Assignment 1: According to the abstract, which companies are given as examples of "technology platforms"?
Assignment 2: Translate this sentence from the abstract into Spanish: "The paper deploys ethnographic methods and a feminist political economy lens to analyse the workings of platform capital and its processes of value extraction."

[[ Extracted text open ]]

Abstract

This paper presents an ethnographic account of the support and mutual aid mechanisms evolved by members of an app-based cab drivers union in Karnataka during the recurrent ‘waves’ of the COVID-19 pandemic. It also describes the app-based-driver-led infrastructures of support that were in place during ‘normal’ times, even before the pandemic. The paper deploys ethnographic methods and a feminist political economy lens to analyse the workings of platform capital and its processes of value extraction. While previous scholarship has presented platform workers’ everyday acts of mutual support as ‘resilience’ or as indicative of the ‘embeddedness’ of labour, this paper adopts an analytical lens drawing from Marxist and socialist feminist scholarship on social reproduction. I draw attention to the ‘productive’ work that everyday practices of support and mutual aid do for ‘technology platforms’ like Uber and Ola, and illustrate the mutual dependence and relation between the (capitalistically) ‘productive’ sphere and the reproductive sphere of life-making, and the heightened crisis of the latter engendered by newer modes of production. This paper reveals the gamut of unpaid and invisible labours which workers expend on an everyday basis and from which platform businesses extract value. It contributes to emergent scholarship on platform work and social reproduction feminism by pointing to spaces outside the home and institutions other than the family in providing reproductive labour that is generative of value for (platform) capital.

[[ Extracted text closed ]]
[[ Source data open ]]

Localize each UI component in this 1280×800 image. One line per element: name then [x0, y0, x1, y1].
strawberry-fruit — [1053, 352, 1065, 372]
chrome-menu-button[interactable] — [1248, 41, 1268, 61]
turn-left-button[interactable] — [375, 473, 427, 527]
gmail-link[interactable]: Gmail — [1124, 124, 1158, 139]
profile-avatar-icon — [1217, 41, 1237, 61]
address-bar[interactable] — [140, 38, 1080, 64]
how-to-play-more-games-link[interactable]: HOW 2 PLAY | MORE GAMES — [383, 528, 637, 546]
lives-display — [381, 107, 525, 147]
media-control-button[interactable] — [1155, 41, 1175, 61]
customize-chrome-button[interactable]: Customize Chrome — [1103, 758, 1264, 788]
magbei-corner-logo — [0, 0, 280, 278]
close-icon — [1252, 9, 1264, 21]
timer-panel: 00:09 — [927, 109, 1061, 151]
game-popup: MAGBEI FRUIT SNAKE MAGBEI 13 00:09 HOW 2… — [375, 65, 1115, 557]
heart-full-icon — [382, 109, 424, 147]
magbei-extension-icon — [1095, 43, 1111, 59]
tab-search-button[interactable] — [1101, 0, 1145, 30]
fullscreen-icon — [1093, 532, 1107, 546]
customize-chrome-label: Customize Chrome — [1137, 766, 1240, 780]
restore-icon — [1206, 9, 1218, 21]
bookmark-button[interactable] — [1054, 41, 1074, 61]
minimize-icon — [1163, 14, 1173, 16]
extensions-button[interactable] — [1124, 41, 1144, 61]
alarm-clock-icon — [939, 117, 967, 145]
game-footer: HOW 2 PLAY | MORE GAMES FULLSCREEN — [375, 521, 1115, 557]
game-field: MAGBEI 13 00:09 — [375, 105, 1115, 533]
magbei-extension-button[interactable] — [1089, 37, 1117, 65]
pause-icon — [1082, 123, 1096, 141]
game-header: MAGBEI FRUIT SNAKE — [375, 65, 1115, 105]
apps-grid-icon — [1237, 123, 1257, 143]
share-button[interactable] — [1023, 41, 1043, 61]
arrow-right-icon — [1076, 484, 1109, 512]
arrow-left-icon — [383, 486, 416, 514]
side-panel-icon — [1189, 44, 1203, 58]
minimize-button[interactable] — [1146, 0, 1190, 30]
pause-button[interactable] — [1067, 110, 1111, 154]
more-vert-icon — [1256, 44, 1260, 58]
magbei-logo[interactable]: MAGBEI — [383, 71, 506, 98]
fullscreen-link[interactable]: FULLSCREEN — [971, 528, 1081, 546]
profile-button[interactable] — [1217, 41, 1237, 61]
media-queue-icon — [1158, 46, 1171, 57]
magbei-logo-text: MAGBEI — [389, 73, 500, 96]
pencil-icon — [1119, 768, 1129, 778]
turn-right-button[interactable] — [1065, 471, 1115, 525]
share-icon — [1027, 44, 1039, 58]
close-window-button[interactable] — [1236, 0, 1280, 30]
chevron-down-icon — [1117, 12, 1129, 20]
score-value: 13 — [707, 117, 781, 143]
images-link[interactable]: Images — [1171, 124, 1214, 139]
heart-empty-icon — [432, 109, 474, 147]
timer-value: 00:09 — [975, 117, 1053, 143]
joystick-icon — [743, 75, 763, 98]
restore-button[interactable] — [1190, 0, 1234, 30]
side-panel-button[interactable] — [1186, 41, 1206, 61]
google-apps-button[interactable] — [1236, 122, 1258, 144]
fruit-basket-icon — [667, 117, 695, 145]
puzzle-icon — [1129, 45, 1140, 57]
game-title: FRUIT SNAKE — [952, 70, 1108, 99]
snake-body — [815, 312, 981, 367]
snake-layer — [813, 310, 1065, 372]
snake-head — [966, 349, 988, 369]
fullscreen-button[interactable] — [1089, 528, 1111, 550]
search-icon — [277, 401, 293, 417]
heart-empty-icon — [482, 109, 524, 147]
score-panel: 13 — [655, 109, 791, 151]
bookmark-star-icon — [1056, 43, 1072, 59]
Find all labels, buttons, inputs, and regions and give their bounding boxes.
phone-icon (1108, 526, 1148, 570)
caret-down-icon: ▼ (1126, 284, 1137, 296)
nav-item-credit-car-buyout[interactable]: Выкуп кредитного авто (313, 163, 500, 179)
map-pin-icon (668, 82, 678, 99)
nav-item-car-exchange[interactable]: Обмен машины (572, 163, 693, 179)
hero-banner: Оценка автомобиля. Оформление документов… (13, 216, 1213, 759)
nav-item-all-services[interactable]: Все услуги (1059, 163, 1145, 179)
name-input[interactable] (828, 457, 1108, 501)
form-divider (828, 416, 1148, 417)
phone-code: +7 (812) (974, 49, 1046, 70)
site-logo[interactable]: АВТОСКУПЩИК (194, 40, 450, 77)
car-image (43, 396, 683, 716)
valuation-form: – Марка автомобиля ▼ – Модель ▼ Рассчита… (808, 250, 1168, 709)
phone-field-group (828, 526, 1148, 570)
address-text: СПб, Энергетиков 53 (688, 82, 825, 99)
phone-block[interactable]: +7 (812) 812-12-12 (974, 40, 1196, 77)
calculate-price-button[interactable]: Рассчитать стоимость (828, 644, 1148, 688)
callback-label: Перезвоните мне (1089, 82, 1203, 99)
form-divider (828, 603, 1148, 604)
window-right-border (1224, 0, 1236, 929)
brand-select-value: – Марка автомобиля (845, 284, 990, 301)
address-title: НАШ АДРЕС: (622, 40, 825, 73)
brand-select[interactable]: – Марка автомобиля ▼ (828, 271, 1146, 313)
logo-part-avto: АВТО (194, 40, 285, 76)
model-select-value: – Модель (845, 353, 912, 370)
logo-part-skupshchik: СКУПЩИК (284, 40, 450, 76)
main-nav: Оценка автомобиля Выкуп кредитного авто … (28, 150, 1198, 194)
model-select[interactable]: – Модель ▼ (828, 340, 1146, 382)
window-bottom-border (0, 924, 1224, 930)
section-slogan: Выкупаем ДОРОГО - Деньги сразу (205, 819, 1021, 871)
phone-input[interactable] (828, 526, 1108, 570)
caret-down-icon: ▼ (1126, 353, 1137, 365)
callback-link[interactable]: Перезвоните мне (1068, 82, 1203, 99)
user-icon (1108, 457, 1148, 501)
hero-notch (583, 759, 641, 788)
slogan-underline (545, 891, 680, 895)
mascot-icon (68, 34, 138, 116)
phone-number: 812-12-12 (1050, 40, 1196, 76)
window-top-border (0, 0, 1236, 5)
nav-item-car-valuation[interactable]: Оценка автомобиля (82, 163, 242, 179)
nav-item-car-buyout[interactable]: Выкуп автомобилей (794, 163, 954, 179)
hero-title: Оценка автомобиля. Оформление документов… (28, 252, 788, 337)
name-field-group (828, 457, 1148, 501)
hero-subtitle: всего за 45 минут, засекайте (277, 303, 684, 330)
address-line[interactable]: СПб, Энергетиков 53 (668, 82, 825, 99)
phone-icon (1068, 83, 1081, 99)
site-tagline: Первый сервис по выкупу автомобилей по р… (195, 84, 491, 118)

[[ Source data closed ]]

Task response 1: Uber and Ola.

Task response 2: El artículo emplea métodos etnográficos y una perspectiva de economía política feminista para analizar el funcionamiento del capital de plataforma y sus procesos de extracción de valor.